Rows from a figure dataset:
--------

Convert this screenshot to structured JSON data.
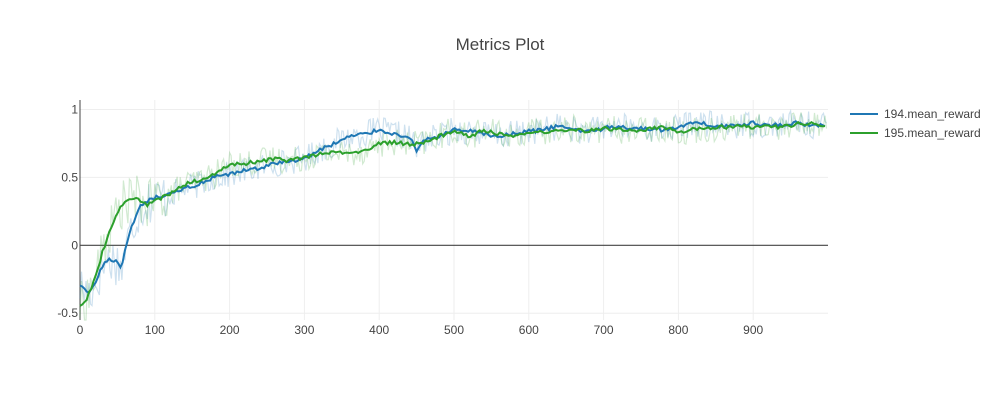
{
  "chart_data": {
    "type": "line",
    "title": "Metrics Plot",
    "xlabel": "",
    "ylabel": "",
    "xlim": [
      0,
      1000
    ],
    "ylim": [
      -0.55,
      1.07
    ],
    "x_ticks": [
      0,
      100,
      200,
      300,
      400,
      500,
      600,
      700,
      800,
      900
    ],
    "y_ticks": [
      -0.5,
      0,
      0.5,
      1
    ],
    "x_tick_labels": [
      "0",
      "100",
      "200",
      "300",
      "400",
      "500",
      "600",
      "700",
      "800",
      "900"
    ],
    "y_tick_labels": [
      "-0.5",
      "0",
      "0.5",
      "1"
    ],
    "grid": true,
    "legend_position": "top-right",
    "series": [
      {
        "name": "194.mean_reward",
        "color": "#1f77b4",
        "x": [
          0,
          10,
          20,
          30,
          40,
          50,
          55,
          60,
          70,
          80,
          90,
          100,
          120,
          140,
          160,
          180,
          200,
          220,
          240,
          260,
          280,
          300,
          320,
          340,
          360,
          380,
          400,
          420,
          440,
          450,
          460,
          480,
          500,
          520,
          540,
          560,
          580,
          600,
          620,
          640,
          660,
          680,
          700,
          720,
          740,
          760,
          780,
          800,
          820,
          840,
          860,
          880,
          900,
          920,
          940,
          960,
          980,
          998
        ],
        "values": [
          -0.3,
          -0.35,
          -0.3,
          -0.15,
          -0.1,
          -0.12,
          -0.18,
          -0.05,
          0.15,
          0.28,
          0.32,
          0.35,
          0.37,
          0.42,
          0.45,
          0.5,
          0.52,
          0.55,
          0.57,
          0.6,
          0.62,
          0.64,
          0.7,
          0.75,
          0.8,
          0.82,
          0.85,
          0.82,
          0.8,
          0.7,
          0.78,
          0.8,
          0.85,
          0.84,
          0.82,
          0.8,
          0.82,
          0.84,
          0.85,
          0.88,
          0.85,
          0.84,
          0.86,
          0.88,
          0.86,
          0.86,
          0.85,
          0.87,
          0.9,
          0.89,
          0.88,
          0.88,
          0.9,
          0.88,
          0.89,
          0.9,
          0.88,
          0.89
        ],
        "raw_variance": 0.1
      },
      {
        "name": "195.mean_reward",
        "color": "#2ca02c",
        "x": [
          0,
          10,
          20,
          30,
          40,
          50,
          60,
          70,
          80,
          90,
          100,
          120,
          140,
          160,
          180,
          200,
          220,
          240,
          260,
          280,
          300,
          320,
          340,
          360,
          380,
          400,
          420,
          440,
          460,
          480,
          500,
          520,
          540,
          560,
          580,
          600,
          620,
          640,
          660,
          680,
          700,
          720,
          740,
          760,
          780,
          800,
          820,
          840,
          860,
          880,
          900,
          920,
          940,
          960,
          980,
          998
        ],
        "values": [
          -0.45,
          -0.38,
          -0.25,
          -0.05,
          0.1,
          0.25,
          0.32,
          0.34,
          0.33,
          0.3,
          0.33,
          0.38,
          0.45,
          0.48,
          0.52,
          0.6,
          0.6,
          0.62,
          0.64,
          0.62,
          0.65,
          0.67,
          0.68,
          0.68,
          0.7,
          0.75,
          0.76,
          0.74,
          0.76,
          0.8,
          0.85,
          0.8,
          0.85,
          0.82,
          0.8,
          0.84,
          0.83,
          0.85,
          0.86,
          0.84,
          0.86,
          0.85,
          0.84,
          0.86,
          0.87,
          0.84,
          0.85,
          0.86,
          0.87,
          0.88,
          0.87,
          0.88,
          0.87,
          0.9,
          0.9,
          0.88
        ],
        "raw_variance": 0.1
      }
    ]
  }
}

--------

Copy out the entries verbatim and leave the images out.

▸ **TASK RESULT**
Convert this screenshot to structured JSON data.
{
  "chart_data": {
    "type": "line",
    "title": "Metrics Plot",
    "xlabel": "",
    "ylabel": "",
    "xlim": [
      0,
      1000
    ],
    "ylim": [
      -0.55,
      1.07
    ],
    "x_ticks": [
      0,
      100,
      200,
      300,
      400,
      500,
      600,
      700,
      800,
      900
    ],
    "y_ticks": [
      -0.5,
      0,
      0.5,
      1
    ],
    "x_tick_labels": [
      "0",
      "100",
      "200",
      "300",
      "400",
      "500",
      "600",
      "700",
      "800",
      "900"
    ],
    "y_tick_labels": [
      "-0.5",
      "0",
      "0.5",
      "1"
    ],
    "grid": true,
    "legend_position": "top-right",
    "series": [
      {
        "name": "194.mean_reward",
        "color": "#1f77b4",
        "x": [
          0,
          10,
          20,
          30,
          40,
          50,
          55,
          60,
          70,
          80,
          90,
          100,
          120,
          140,
          160,
          180,
          200,
          220,
          240,
          260,
          280,
          300,
          320,
          340,
          360,
          380,
          400,
          420,
          440,
          450,
          460,
          480,
          500,
          520,
          540,
          560,
          580,
          600,
          620,
          640,
          660,
          680,
          700,
          720,
          740,
          760,
          780,
          800,
          820,
          840,
          860,
          880,
          900,
          920,
          940,
          960,
          980,
          998
        ],
        "values": [
          -0.3,
          -0.35,
          -0.3,
          -0.15,
          -0.1,
          -0.12,
          -0.18,
          -0.05,
          0.15,
          0.28,
          0.32,
          0.35,
          0.37,
          0.42,
          0.45,
          0.5,
          0.52,
          0.55,
          0.57,
          0.6,
          0.62,
          0.64,
          0.7,
          0.75,
          0.8,
          0.82,
          0.85,
          0.82,
          0.8,
          0.7,
          0.78,
          0.8,
          0.85,
          0.84,
          0.82,
          0.8,
          0.82,
          0.84,
          0.85,
          0.88,
          0.85,
          0.84,
          0.86,
          0.88,
          0.86,
          0.86,
          0.85,
          0.87,
          0.9,
          0.89,
          0.88,
          0.88,
          0.9,
          0.88,
          0.89,
          0.9,
          0.88,
          0.89
        ],
        "raw_variance": 0.1
      },
      {
        "name": "195.mean_reward",
        "color": "#2ca02c",
        "x": [
          0,
          10,
          20,
          30,
          40,
          50,
          60,
          70,
          80,
          90,
          100,
          120,
          140,
          160,
          180,
          200,
          220,
          240,
          260,
          280,
          300,
          320,
          340,
          360,
          380,
          400,
          420,
          440,
          460,
          480,
          500,
          520,
          540,
          560,
          580,
          600,
          620,
          640,
          660,
          680,
          700,
          720,
          740,
          760,
          780,
          800,
          820,
          840,
          860,
          880,
          900,
          920,
          940,
          960,
          980,
          998
        ],
        "values": [
          -0.45,
          -0.38,
          -0.25,
          -0.05,
          0.1,
          0.25,
          0.32,
          0.34,
          0.33,
          0.3,
          0.33,
          0.38,
          0.45,
          0.48,
          0.52,
          0.6,
          0.6,
          0.62,
          0.64,
          0.62,
          0.65,
          0.67,
          0.68,
          0.68,
          0.7,
          0.75,
          0.76,
          0.74,
          0.76,
          0.8,
          0.85,
          0.8,
          0.85,
          0.82,
          0.8,
          0.84,
          0.83,
          0.85,
          0.86,
          0.84,
          0.86,
          0.85,
          0.84,
          0.86,
          0.87,
          0.84,
          0.85,
          0.86,
          0.87,
          0.88,
          0.87,
          0.88,
          0.87,
          0.9,
          0.9,
          0.88
        ],
        "raw_variance": 0.1
      }
    ]
  }
}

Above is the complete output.